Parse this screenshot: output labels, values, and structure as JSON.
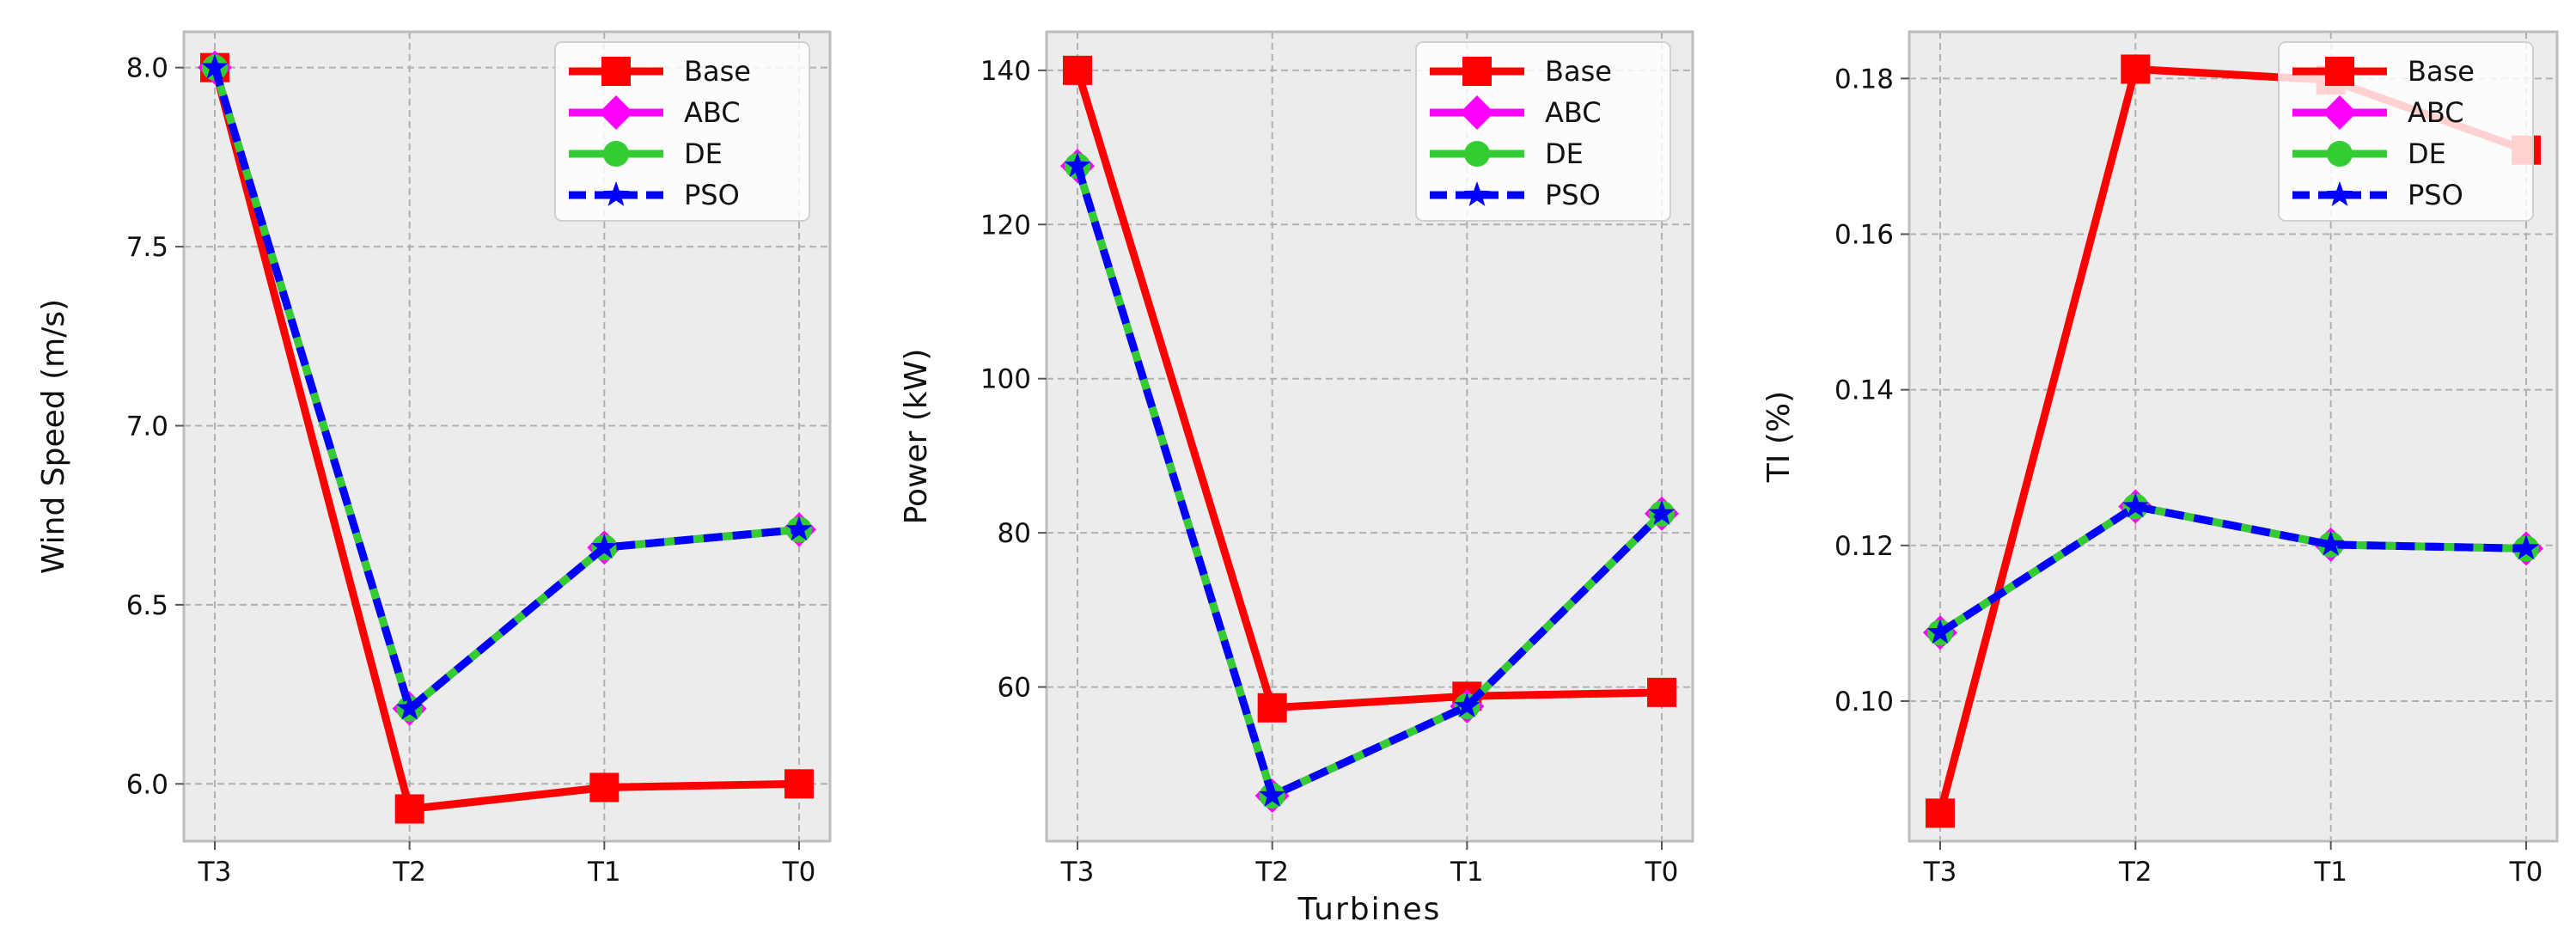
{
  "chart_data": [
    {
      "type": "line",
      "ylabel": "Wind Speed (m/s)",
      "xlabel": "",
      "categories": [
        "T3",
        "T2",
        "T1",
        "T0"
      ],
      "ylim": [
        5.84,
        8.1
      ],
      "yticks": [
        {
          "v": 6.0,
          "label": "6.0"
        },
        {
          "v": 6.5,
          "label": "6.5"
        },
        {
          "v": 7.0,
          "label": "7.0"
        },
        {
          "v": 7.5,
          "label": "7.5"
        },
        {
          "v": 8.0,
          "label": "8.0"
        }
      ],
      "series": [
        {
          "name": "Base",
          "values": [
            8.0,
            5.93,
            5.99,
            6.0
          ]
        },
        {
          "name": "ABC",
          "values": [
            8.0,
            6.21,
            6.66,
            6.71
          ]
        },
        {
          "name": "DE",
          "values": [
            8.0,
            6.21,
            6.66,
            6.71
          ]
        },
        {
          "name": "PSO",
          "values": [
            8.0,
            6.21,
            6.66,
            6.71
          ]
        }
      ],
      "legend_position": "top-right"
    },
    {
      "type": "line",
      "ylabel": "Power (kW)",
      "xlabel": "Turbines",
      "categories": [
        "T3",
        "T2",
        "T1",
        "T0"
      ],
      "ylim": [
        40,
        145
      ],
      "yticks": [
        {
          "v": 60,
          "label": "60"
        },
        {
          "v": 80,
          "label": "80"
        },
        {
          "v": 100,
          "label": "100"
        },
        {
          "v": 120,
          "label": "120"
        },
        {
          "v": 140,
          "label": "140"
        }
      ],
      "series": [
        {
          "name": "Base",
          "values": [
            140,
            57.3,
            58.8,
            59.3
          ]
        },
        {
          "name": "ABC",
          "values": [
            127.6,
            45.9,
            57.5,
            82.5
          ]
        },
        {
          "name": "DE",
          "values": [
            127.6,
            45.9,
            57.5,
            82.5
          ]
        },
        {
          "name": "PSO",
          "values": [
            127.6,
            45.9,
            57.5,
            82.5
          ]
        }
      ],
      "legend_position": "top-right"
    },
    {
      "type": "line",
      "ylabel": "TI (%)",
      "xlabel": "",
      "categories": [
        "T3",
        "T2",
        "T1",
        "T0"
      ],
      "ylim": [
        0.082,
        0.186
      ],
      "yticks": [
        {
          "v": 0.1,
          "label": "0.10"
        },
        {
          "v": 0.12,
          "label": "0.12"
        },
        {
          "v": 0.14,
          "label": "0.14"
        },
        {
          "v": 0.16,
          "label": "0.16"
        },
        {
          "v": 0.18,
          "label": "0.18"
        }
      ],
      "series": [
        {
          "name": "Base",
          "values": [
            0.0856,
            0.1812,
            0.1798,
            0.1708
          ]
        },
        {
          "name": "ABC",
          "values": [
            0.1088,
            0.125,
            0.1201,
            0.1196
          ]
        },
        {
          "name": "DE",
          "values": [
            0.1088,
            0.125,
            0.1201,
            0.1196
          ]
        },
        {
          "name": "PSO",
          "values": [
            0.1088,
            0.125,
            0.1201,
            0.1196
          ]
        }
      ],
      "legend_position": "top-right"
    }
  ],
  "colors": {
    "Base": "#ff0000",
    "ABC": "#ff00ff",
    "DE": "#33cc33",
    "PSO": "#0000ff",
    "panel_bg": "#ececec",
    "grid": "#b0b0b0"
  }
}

------------

Leave out the pictures and print each record exactly as it stands.

Parse this screenshot: output labels, values, and structure as JSON.
{
  "chart_data": [
    {
      "type": "line",
      "ylabel": "Wind Speed (m/s)",
      "xlabel": "",
      "categories": [
        "T3",
        "T2",
        "T1",
        "T0"
      ],
      "ylim": [
        5.84,
        8.1
      ],
      "yticks": [
        {
          "v": 6.0,
          "label": "6.0"
        },
        {
          "v": 6.5,
          "label": "6.5"
        },
        {
          "v": 7.0,
          "label": "7.0"
        },
        {
          "v": 7.5,
          "label": "7.5"
        },
        {
          "v": 8.0,
          "label": "8.0"
        }
      ],
      "series": [
        {
          "name": "Base",
          "values": [
            8.0,
            5.93,
            5.99,
            6.0
          ]
        },
        {
          "name": "ABC",
          "values": [
            8.0,
            6.21,
            6.66,
            6.71
          ]
        },
        {
          "name": "DE",
          "values": [
            8.0,
            6.21,
            6.66,
            6.71
          ]
        },
        {
          "name": "PSO",
          "values": [
            8.0,
            6.21,
            6.66,
            6.71
          ]
        }
      ],
      "legend_position": "top-right"
    },
    {
      "type": "line",
      "ylabel": "Power (kW)",
      "xlabel": "Turbines",
      "categories": [
        "T3",
        "T2",
        "T1",
        "T0"
      ],
      "ylim": [
        40,
        145
      ],
      "yticks": [
        {
          "v": 60,
          "label": "60"
        },
        {
          "v": 80,
          "label": "80"
        },
        {
          "v": 100,
          "label": "100"
        },
        {
          "v": 120,
          "label": "120"
        },
        {
          "v": 140,
          "label": "140"
        }
      ],
      "series": [
        {
          "name": "Base",
          "values": [
            140,
            57.3,
            58.8,
            59.3
          ]
        },
        {
          "name": "ABC",
          "values": [
            127.6,
            45.9,
            57.5,
            82.5
          ]
        },
        {
          "name": "DE",
          "values": [
            127.6,
            45.9,
            57.5,
            82.5
          ]
        },
        {
          "name": "PSO",
          "values": [
            127.6,
            45.9,
            57.5,
            82.5
          ]
        }
      ],
      "legend_position": "top-right"
    },
    {
      "type": "line",
      "ylabel": "TI (%)",
      "xlabel": "",
      "categories": [
        "T3",
        "T2",
        "T1",
        "T0"
      ],
      "ylim": [
        0.082,
        0.186
      ],
      "yticks": [
        {
          "v": 0.1,
          "label": "0.10"
        },
        {
          "v": 0.12,
          "label": "0.12"
        },
        {
          "v": 0.14,
          "label": "0.14"
        },
        {
          "v": 0.16,
          "label": "0.16"
        },
        {
          "v": 0.18,
          "label": "0.18"
        }
      ],
      "series": [
        {
          "name": "Base",
          "values": [
            0.0856,
            0.1812,
            0.1798,
            0.1708
          ]
        },
        {
          "name": "ABC",
          "values": [
            0.1088,
            0.125,
            0.1201,
            0.1196
          ]
        },
        {
          "name": "DE",
          "values": [
            0.1088,
            0.125,
            0.1201,
            0.1196
          ]
        },
        {
          "name": "PSO",
          "values": [
            0.1088,
            0.125,
            0.1201,
            0.1196
          ]
        }
      ],
      "legend_position": "top-right"
    }
  ],
  "colors": {
    "Base": "#ff0000",
    "ABC": "#ff00ff",
    "DE": "#33cc33",
    "PSO": "#0000ff",
    "panel_bg": "#ececec",
    "grid": "#b0b0b0"
  }
}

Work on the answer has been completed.